§ **Directions for this task**
Identify each line below containing the string "Building" and copy it.

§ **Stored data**

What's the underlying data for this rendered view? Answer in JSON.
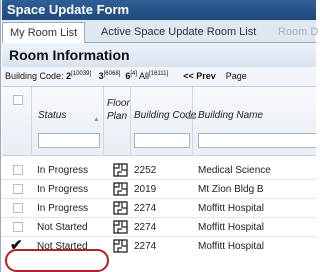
{
  "form": {
    "title": "Space Update Form"
  },
  "tabs": [
    {
      "label": "My Room List",
      "active": true
    },
    {
      "label": "Active Space Update Room List"
    },
    {
      "label": "Room D",
      "disabled": true
    }
  ],
  "section": {
    "title": "Room Information"
  },
  "toolbar": {
    "building_code_label": "Building Code:",
    "codes": [
      {
        "code": "2",
        "count": "[10039]"
      },
      {
        "code": "3",
        "count": "[6068]"
      },
      {
        "code": "6",
        "count": "[4]"
      },
      {
        "code": "All",
        "count": "[16111]"
      }
    ],
    "prev_label": "<< Prev",
    "page_label": "Page"
  },
  "columns": {
    "status": "Status",
    "floor_plan": "Floor Plan",
    "building_code": "Building Code",
    "building_name": "Building Name"
  },
  "rows": [
    {
      "status": "In Progress",
      "code": "2252",
      "name": "Medical Science",
      "checked": false
    },
    {
      "status": "In Progress",
      "code": "2019",
      "name": "Mt Zion Bldg B",
      "checked": false
    },
    {
      "status": "In Progress",
      "code": "2274",
      "name": "Moffitt Hospital",
      "checked": false
    },
    {
      "status": "Not Started",
      "code": "2274",
      "name": "Moffitt Hospital",
      "checked": false
    },
    {
      "status": "Not Started",
      "code": "2274",
      "name": "Moffitt Hospital",
      "checked": true
    }
  ],
  "colors": {
    "title_bar": "#2f5f95",
    "highlight": "#b5202a"
  },
  "icons": {
    "floor_plan": "floor-plan-icon",
    "check": "checkmark-icon"
  }
}
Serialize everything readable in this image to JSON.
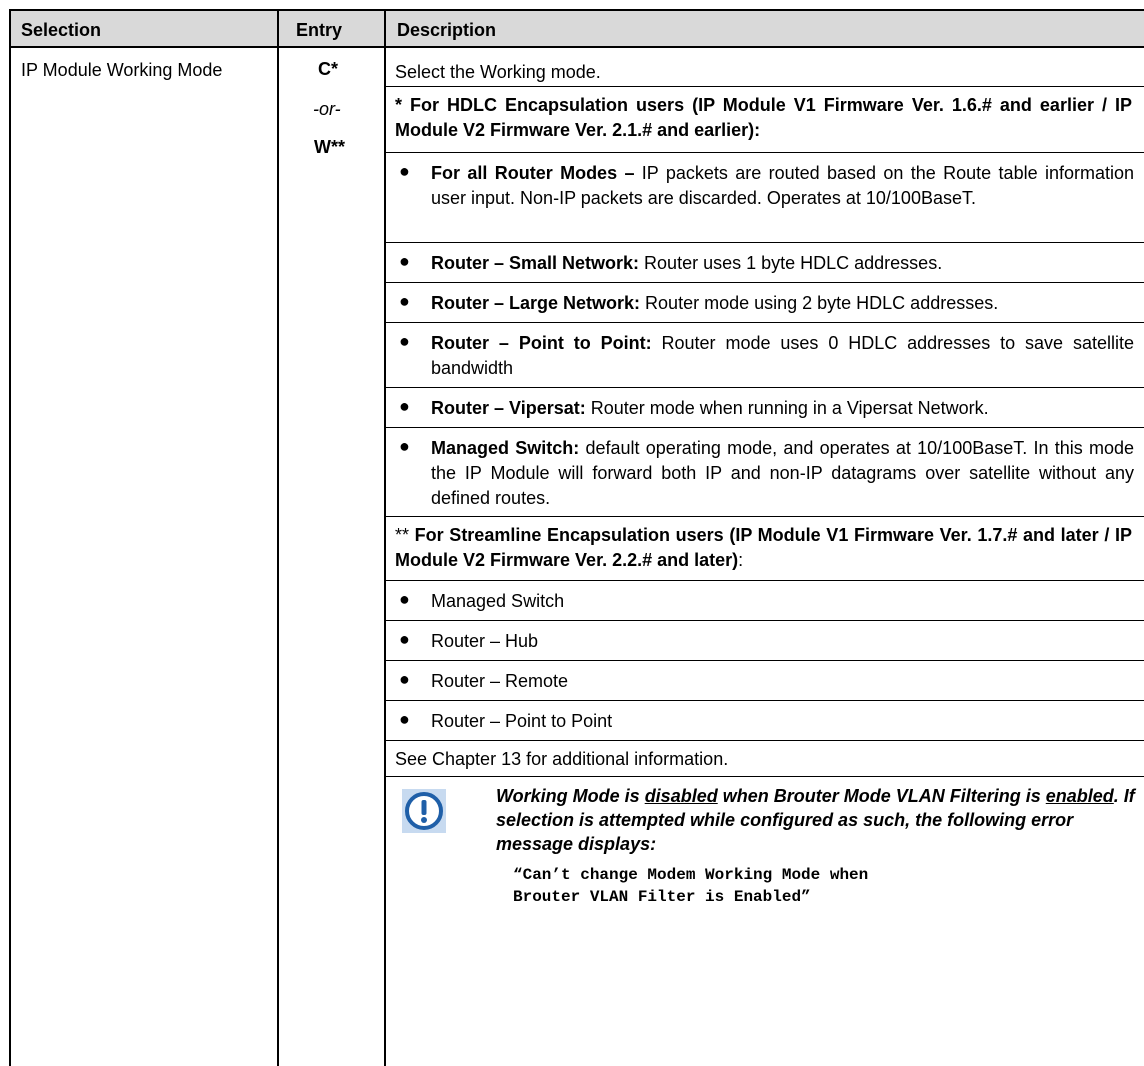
{
  "headers": {
    "selection": "Selection",
    "entry": "Entry",
    "description": "Description"
  },
  "selection": "IP Module Working Mode",
  "entry": {
    "c": "C*",
    "or": "-or-",
    "w": "W**"
  },
  "desc": {
    "intro": "Select the Working mode.",
    "hdlc_heading": "* For HDLC Encapsulation users (IP Module V1 Firmware Ver. 1.6.# and earlier / IP Module V2 Firmware Ver. 2.1.# and earlier):",
    "hdlc_bullets": [
      {
        "bold": "For all Router Modes –",
        "text": " IP packets are routed based on the Route table information user input. Non-IP packets are discarded. Operates at 10/100BaseT."
      },
      {
        "bold": "Router – Small Network:",
        "text": " Router uses 1 byte HDLC addresses."
      },
      {
        "bold": "Router – Large Network:",
        "text": "  Router mode using 2 byte HDLC addresses."
      },
      {
        "bold": "Router – Point to Point:",
        "text": " Router mode uses 0 HDLC addresses to save satellite bandwidth"
      },
      {
        "bold": "Router – Vipersat:",
        "text": " Router mode when running in a Vipersat Network."
      },
      {
        "bold": "Managed Switch:",
        "text": " default operating mode, and operates at 10/100BaseT. In this mode the IP Module will forward both IP and non-IP datagrams over satellite without any defined routes."
      }
    ],
    "stream_heading_pre": "**",
    "stream_heading": " For Streamline Encapsulation users (IP Module V1 Firmware Ver. 1.7.# and later / IP Module V2 Firmware Ver. 2.2.# and later)",
    "stream_heading_post": ":",
    "stream_bullets": [
      "Managed Switch",
      "Router – Hub",
      "Router – Remote",
      "Router – Point to Point"
    ],
    "see_chapter": "See Chapter 13 for additional information.",
    "note": {
      "p1": "Working Mode is ",
      "u1": "disabled",
      "p2": " when Brouter Mode VLAN Filtering is ",
      "u2": "enabled",
      "p3": ". If selection is attempted while configured as such, the following error message displays:",
      "code1": "“Can’t change Modem Working Mode when",
      "code2": "Brouter VLAN Filter is Enabled”"
    }
  },
  "colors": {
    "header_bg": "#d9d9d9",
    "icon_blue": "#1f5fa8",
    "icon_light": "#c7daf0"
  }
}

§ **Answer for this exercise**
    "building_code_label": "Building Code:",
    "building_code": "Building Code",
    "building_name": "Building Name"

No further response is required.